* Written instruction *
Count how many lines contain "data" and reply with that number only.

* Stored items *
------------------------
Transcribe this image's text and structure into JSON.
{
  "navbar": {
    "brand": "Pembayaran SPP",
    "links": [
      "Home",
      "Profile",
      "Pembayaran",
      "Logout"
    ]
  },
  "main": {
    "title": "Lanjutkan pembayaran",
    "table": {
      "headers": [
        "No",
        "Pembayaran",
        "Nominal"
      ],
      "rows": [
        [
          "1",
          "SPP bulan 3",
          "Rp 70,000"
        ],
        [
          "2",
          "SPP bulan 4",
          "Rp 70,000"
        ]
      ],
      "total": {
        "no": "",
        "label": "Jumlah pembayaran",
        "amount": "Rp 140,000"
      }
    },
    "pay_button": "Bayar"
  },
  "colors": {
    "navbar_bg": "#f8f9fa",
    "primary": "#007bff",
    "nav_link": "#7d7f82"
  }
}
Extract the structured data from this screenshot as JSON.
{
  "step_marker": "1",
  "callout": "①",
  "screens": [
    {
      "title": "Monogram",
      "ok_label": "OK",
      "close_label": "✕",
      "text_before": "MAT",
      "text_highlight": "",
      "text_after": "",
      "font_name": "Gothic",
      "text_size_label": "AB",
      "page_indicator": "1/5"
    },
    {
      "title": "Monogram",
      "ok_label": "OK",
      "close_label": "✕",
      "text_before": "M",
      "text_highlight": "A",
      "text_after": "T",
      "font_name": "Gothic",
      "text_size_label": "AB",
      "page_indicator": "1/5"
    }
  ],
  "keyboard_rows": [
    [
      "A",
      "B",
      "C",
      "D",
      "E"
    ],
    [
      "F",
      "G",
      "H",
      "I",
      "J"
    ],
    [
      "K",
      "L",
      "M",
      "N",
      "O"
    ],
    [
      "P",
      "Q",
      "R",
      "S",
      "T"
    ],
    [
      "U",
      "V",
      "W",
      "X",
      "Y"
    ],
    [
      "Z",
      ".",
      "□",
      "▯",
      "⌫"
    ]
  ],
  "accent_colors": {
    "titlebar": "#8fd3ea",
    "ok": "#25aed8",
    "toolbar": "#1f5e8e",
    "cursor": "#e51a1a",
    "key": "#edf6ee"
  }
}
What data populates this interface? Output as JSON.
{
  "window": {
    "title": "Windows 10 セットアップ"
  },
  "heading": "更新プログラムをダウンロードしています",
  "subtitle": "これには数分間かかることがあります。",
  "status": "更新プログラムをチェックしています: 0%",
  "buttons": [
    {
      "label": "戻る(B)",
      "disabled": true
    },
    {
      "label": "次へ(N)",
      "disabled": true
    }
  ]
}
------------------------
* Answer for the task *
2